§ What you are asked to do:
Give every line of the material again, exactly as written.
+++
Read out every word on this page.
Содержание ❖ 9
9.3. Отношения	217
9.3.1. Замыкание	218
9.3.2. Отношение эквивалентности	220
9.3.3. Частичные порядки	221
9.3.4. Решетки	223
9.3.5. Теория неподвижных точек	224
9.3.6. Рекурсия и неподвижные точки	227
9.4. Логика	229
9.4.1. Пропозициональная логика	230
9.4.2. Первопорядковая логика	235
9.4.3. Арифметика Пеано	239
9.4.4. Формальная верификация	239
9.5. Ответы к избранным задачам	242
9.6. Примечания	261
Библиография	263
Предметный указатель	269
+++
§ Task output:
Read out every word on this page.
Содержание ❖ 9
9.3. Отношения	217
9.3.1. Замыкание	218
9.3.2. Отношение эквивалентности	220
9.3.3. Частичные порядки	221
9.3.4. Решетки	223
9.3.5. Теория неподвижных точек	224
9.3.6. Рекурсия и неподвижные точки	227
9.4. Логика	229
9.4.1. Пропозициональная логика	230
9.4.2. Первопорядковая логика	235
9.4.3. Арифметика Пеано	239
9.4.4. Формальная верификация	239
9.5. Ответы к избранным задачам	242
9.6. Примечания	261
Библиография	263
Предметный указатель	269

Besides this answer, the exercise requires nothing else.